Information Start Marker

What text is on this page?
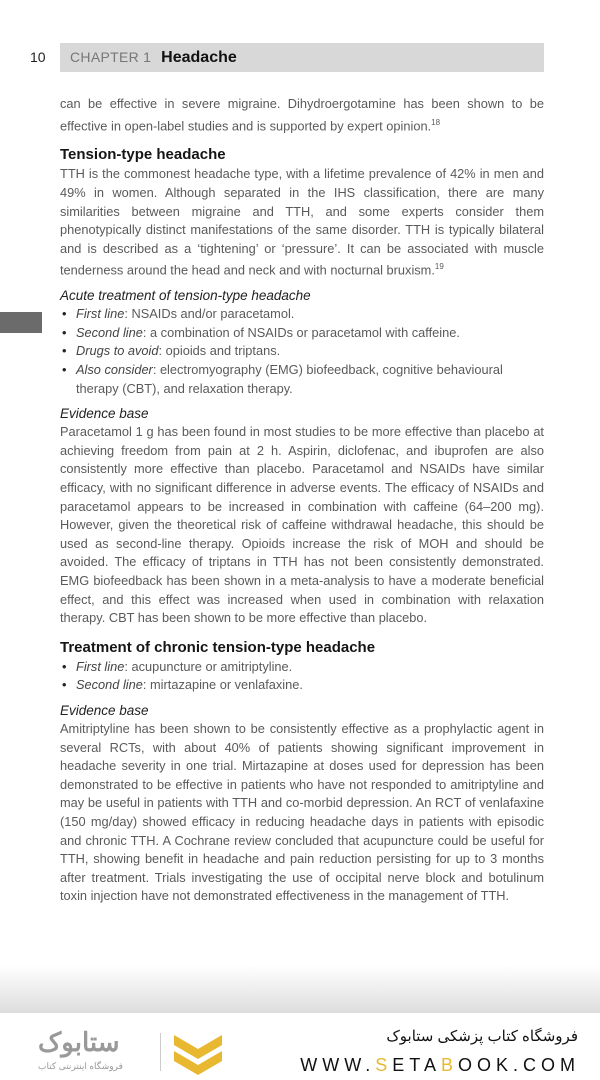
10	CHAPTER 1 Headache

can be effective in severe migraine. Dihydroergotamine has been shown to be effective in open-label studies and is supported by expert opinion.$^{18}$

Tension-type headache

TTH is the commonest headache type, with a lifetime prevalence of 42% in men and 49% in women. Although separated in the IHS classification, there are many similarities between migraine and TTH, and some experts consider them phenotypically distinct manifestations of the same disorder. TTH is typically bilateral and is described as a ‘tightening’ or ‘pressure’. It can be associated with muscle tenderness around the head and neck and with nocturnal bruxism.$^{19}$

Acute treatment of tension-type headache
• First line: NSAIDs and/or paracetamol.
• Second line: a combination of NSAIDs or paracetamol with caffeine.
• Drugs to avoid: opioids and triptans.
• Also consider: electromyography (EMG) biofeedback, cognitive behavioural therapy (CBT), and relaxation therapy.
Evidence base

Paracetamol 1 g has been found in most studies to be more effective than placebo at achieving freedom from pain at 2 h. Aspirin, diclofenac, and ibuprofen are also consistently more effective than placebo. Paracetamol and NSAIDs have similar efficacy, with no significant difference in adverse events. The efficacy of NSAIDs and paracetamol appears to be increased in combination with caffeine (64–200 mg). However, given the theoretical risk of caffeine withdrawal headache, this should be used as second-line therapy. Opioids increase the risk of MOH and should be avoided. The efficacy of triptans in TTH has not been consistently demonstrated. EMG biofeedback has been shown in a meta-analysis to have a moderate beneficial effect, and this effect was increased when used in combination with relaxation therapy. CBT has been shown to be more effective than placebo.

Treatment of chronic tension-type headache
• First line: acupuncture or amitriptyline.
• Second line: mirtazapine or venlafaxine.
Evidence base

Amitriptyline has been shown to be consistently effective as a prophylactic agent in several RCTs, with about 40% of patients showing significant improvement in headache severity in one trial. Mirtazapine at doses used for depression has been demonstrated to be effective in patients who have not responded to amitriptyline and may be useful in patients with TTH and co-morbid depression. An RCT of venlafaxine (150 mg/day) showed efficacy in reducing headache days in patients with episodic and chronic TTH. A Cochrane review concluded that acupuncture could be useful for TTH, showing benefit in headache and pain reduction persisting for up to 3 months after treatment. Trials investigating the use of occipital nerve block and botulinum toxin injection have not demonstrated effectiveness in the management of TTH.

ستابوک
فروشگاه اینترنتی کتاب
فروشگاه کتاب پزشکی ستابوک
WWW.SETABOOK.COM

Information End Marker

Task objective:
Go through the lines above. Select every one that has the string "consider".

Task result:
TTH is the commonest headache type, with a lifetime prevalence of 42% in men and 49% in women. Although separated in the IHS classification, there are many similarities between migraine and TTH, and some experts consider them phenotypically distinct manifestations of the same disorder. TTH is typically bilateral and is described as a ‘tightening’ or ‘pressure’. It can be associated with muscle tenderness around the head and neck and with nocturnal bruxism.$^{19}$
• Also consider: electromyography (EMG) biofeedback, cognitive behavioural therapy (CBT), and relaxation therapy.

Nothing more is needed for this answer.